* **EXERCISE GOAL**
In the records below, find each line containing the word "точках" and copy it.
═════ RECORDS FOR THE TASK ═════
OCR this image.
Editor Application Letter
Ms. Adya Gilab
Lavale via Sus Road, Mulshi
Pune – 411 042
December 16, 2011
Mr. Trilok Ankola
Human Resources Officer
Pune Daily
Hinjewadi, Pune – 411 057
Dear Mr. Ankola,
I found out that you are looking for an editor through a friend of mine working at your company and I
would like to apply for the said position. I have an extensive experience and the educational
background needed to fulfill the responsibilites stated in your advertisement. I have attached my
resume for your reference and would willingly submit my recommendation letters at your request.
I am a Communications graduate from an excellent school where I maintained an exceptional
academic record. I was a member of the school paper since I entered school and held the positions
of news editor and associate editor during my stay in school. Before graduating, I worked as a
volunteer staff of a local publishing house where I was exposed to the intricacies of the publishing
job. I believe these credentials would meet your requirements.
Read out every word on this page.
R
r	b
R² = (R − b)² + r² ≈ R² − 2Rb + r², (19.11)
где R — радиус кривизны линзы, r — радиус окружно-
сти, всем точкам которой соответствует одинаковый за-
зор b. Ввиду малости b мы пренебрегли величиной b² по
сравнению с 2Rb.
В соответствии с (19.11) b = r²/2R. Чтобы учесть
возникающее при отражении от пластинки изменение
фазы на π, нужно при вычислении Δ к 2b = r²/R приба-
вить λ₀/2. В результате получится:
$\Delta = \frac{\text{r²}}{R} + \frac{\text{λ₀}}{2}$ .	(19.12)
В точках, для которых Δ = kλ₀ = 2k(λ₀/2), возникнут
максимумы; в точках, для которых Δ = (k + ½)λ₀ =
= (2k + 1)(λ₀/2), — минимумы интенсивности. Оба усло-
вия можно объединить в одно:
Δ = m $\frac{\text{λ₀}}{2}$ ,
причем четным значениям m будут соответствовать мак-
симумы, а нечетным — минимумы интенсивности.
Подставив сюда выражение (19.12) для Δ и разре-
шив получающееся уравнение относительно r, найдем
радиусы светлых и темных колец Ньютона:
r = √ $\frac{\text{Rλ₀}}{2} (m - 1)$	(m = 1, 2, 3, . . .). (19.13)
═════
* **PROBLEM SOLUTION**
В точках, для которых Δ = kλ₀ = 2k(λ₀/2), возникнут
максимумы; в точках, для которых Δ = (k + ½)λ₀ =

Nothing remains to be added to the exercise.